• EXCERPT:
Wallets and Seeds¶
1. Why should I not store my seed in a file on my machine or share the seed with someone?¶
Your seed is used to recreate your wallet and its accounts granting anyone with knowledge of the seed complete control of the funds within the wallet. If your machine were to be compromised and your seed stolen, the attacker would have the ability to drain your funds by sending your DCR to wallets under their control. Likewise, sharing your seed with anyone regardless of your current level of trust is highly discouraged as this could pose a major security risk for your wallet that they may misuse access in the future or store the copy of the seed less securely than you.
The safest method of storing your seed is on a physical medium, eg. written on paper. Store this paper as you would a key to your personal vault of gold. This is essentially what these seed words represent.
2. How can I convert my wallet seed hex to seed words?¶
3. Can someone steal my coins if they access wallet.db?¶
Nobody can steal your coins if they get access to the wallet.db2 file unless they also have your private passphrase. If you chose to use public encryption, they also cannot get access to any of your extended public keys or addresses.

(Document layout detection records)
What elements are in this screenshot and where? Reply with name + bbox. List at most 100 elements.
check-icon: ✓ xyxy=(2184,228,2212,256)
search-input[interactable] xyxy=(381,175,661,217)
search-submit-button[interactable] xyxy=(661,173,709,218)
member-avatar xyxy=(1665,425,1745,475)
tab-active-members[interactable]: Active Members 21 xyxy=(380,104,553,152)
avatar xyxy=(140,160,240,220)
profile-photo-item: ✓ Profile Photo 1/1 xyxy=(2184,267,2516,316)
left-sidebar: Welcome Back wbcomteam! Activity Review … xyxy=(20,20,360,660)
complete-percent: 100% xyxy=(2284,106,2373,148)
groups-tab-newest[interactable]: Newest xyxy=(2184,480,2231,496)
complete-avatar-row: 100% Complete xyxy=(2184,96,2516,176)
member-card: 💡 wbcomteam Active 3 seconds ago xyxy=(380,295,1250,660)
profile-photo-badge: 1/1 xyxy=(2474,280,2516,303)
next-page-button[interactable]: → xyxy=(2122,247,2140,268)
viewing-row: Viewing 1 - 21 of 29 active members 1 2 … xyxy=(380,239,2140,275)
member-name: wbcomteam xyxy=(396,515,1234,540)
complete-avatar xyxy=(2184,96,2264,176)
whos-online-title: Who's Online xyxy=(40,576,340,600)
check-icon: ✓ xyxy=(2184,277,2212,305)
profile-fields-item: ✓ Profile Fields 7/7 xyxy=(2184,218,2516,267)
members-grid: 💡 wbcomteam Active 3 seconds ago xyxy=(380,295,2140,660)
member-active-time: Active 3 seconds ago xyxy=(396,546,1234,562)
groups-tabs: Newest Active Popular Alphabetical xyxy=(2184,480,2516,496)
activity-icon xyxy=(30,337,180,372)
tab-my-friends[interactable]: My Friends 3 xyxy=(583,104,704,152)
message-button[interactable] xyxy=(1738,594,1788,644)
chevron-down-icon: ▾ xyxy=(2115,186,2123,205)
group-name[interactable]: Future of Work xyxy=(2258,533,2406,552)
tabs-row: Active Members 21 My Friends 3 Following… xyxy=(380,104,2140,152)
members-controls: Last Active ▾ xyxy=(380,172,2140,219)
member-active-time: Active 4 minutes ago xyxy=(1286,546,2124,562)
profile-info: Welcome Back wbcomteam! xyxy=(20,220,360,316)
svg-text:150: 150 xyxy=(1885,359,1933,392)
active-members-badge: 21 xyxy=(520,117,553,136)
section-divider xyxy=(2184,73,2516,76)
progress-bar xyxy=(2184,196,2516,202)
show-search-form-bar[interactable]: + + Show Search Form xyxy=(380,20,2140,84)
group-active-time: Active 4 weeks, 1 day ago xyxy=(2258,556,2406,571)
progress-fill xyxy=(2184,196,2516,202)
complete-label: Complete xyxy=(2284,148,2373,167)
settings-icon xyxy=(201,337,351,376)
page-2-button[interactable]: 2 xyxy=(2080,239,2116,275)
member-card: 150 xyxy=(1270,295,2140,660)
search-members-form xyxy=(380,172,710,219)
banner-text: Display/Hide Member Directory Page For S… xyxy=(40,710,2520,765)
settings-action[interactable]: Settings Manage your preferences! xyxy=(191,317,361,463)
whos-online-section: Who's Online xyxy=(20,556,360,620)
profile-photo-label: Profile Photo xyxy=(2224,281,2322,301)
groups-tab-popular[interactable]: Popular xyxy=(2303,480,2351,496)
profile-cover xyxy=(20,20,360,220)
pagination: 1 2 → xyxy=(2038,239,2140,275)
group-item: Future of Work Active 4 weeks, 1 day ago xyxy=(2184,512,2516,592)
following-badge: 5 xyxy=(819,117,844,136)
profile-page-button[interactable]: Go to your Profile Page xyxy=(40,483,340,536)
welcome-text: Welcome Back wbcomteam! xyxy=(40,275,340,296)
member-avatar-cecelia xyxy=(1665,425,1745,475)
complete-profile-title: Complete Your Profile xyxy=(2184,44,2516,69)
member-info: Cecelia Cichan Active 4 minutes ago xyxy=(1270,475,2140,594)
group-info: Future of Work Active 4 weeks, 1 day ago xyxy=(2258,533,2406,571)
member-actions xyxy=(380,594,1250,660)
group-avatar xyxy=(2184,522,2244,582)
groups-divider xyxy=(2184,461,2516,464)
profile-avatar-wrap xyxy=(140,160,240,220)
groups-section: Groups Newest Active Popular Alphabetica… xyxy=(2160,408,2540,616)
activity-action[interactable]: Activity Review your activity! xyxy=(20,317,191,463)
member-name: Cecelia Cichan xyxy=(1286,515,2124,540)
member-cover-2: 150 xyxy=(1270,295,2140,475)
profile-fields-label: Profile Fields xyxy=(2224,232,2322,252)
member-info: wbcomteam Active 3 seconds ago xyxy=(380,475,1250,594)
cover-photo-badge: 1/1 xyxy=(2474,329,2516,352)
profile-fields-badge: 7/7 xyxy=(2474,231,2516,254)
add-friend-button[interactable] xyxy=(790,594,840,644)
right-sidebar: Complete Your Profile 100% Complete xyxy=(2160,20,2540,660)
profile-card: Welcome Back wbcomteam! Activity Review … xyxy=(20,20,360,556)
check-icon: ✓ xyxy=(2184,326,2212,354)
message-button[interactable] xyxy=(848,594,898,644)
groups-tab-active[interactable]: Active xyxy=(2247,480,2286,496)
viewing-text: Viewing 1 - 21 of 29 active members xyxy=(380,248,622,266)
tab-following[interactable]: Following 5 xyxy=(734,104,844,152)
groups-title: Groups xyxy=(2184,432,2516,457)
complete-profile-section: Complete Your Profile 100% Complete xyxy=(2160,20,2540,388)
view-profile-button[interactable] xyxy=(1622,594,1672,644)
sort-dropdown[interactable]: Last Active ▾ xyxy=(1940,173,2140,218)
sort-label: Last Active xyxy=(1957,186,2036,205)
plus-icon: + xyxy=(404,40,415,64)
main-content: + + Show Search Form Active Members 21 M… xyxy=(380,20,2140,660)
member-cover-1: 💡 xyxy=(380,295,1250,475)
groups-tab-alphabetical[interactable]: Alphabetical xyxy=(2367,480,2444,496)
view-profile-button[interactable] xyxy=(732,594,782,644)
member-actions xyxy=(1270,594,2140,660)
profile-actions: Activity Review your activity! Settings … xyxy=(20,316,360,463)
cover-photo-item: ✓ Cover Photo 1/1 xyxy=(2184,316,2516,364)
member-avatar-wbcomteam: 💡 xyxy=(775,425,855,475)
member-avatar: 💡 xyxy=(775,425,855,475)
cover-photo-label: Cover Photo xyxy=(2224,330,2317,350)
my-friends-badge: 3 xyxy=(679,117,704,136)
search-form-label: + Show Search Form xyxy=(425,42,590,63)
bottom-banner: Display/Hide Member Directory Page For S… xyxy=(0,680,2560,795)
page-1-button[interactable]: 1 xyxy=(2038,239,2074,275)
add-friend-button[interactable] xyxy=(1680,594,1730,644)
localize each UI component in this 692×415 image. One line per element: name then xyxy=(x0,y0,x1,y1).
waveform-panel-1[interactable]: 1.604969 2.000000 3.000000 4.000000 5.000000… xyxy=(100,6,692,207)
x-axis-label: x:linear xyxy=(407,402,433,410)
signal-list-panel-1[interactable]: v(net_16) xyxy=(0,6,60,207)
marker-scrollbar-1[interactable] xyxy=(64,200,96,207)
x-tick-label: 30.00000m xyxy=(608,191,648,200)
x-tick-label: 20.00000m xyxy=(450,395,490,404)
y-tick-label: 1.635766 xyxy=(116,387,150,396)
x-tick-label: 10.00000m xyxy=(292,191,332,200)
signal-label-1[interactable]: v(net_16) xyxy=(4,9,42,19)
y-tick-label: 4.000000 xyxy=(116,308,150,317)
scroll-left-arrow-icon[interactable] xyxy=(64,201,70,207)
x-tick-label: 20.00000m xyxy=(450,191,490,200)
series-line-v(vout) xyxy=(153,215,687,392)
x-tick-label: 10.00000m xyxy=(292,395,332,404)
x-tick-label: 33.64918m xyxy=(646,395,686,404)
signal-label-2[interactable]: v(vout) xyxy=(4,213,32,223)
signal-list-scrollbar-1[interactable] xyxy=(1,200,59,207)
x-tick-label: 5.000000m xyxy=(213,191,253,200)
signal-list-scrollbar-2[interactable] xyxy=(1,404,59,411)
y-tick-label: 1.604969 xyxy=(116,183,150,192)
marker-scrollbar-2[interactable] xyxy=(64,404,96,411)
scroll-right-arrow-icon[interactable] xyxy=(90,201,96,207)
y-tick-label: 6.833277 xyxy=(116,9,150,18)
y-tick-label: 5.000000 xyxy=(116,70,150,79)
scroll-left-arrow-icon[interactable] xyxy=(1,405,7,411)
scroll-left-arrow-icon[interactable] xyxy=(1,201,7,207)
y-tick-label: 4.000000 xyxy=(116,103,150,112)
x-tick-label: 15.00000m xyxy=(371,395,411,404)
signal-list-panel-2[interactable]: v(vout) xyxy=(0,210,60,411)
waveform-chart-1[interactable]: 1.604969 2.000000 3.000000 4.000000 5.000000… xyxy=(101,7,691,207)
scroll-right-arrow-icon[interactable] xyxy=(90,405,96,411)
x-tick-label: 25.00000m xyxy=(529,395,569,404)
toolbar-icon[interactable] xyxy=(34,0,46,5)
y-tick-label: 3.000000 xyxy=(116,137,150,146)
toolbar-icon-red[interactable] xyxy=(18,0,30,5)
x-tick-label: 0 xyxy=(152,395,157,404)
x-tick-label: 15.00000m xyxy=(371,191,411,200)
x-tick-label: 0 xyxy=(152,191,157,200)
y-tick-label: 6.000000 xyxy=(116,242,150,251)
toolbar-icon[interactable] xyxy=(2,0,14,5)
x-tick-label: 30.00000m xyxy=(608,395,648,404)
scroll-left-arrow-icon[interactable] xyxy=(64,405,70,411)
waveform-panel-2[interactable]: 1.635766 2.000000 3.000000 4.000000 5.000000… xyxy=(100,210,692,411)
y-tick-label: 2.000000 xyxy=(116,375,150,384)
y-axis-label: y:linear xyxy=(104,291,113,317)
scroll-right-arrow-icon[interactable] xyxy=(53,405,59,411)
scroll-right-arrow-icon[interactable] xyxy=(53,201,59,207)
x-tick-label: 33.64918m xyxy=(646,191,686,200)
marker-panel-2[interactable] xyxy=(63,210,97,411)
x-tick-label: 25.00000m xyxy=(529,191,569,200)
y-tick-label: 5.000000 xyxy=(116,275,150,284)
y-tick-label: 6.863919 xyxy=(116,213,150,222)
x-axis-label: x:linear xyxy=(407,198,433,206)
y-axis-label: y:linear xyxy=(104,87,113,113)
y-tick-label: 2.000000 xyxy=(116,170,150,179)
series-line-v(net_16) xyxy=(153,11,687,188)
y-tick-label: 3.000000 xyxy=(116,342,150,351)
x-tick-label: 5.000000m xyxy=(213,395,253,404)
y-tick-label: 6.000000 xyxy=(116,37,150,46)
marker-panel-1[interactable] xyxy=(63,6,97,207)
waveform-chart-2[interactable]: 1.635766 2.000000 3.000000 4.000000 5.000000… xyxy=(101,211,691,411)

• REQUIREMENT 1: In the wallets and seeds FAQ, what is the safest method of storing your seed?
• REQUIREMENT 2: Write out the part of the wallets and seeds FAQ starting with "Wallets and Seeds¶" and going on through "seed words represent.".
Use only the wallets and seeds FAQ as your source.

• YOUR SOLUTION 1: On a physical medium, such as written on paper.

• YOUR SOLUTION 2:
Wallets and Seeds¶
1. Why should I not store my seed in a file on my machine or share the seed with someone?¶
Your seed is used to recreate your wallet and its accounts granting anyone with knowledge of the seed complete control of the funds within the wallet. If your machine were to be compromised and your seed stolen, the attacker would have the ability to drain your funds by sending your DCR to wallets under their control. Likewise, sharing your seed with anyone regardless of your current level of trust is highly discouraged as this could pose a major security risk for your wallet that they may misuse access in the future or store the copy of the seed less securely than you.
The safest method of storing your seed is on a physical medium, eg. written on paper. Store this paper as you would a key to your personal vault of gold. This is essentially what these seed words represent.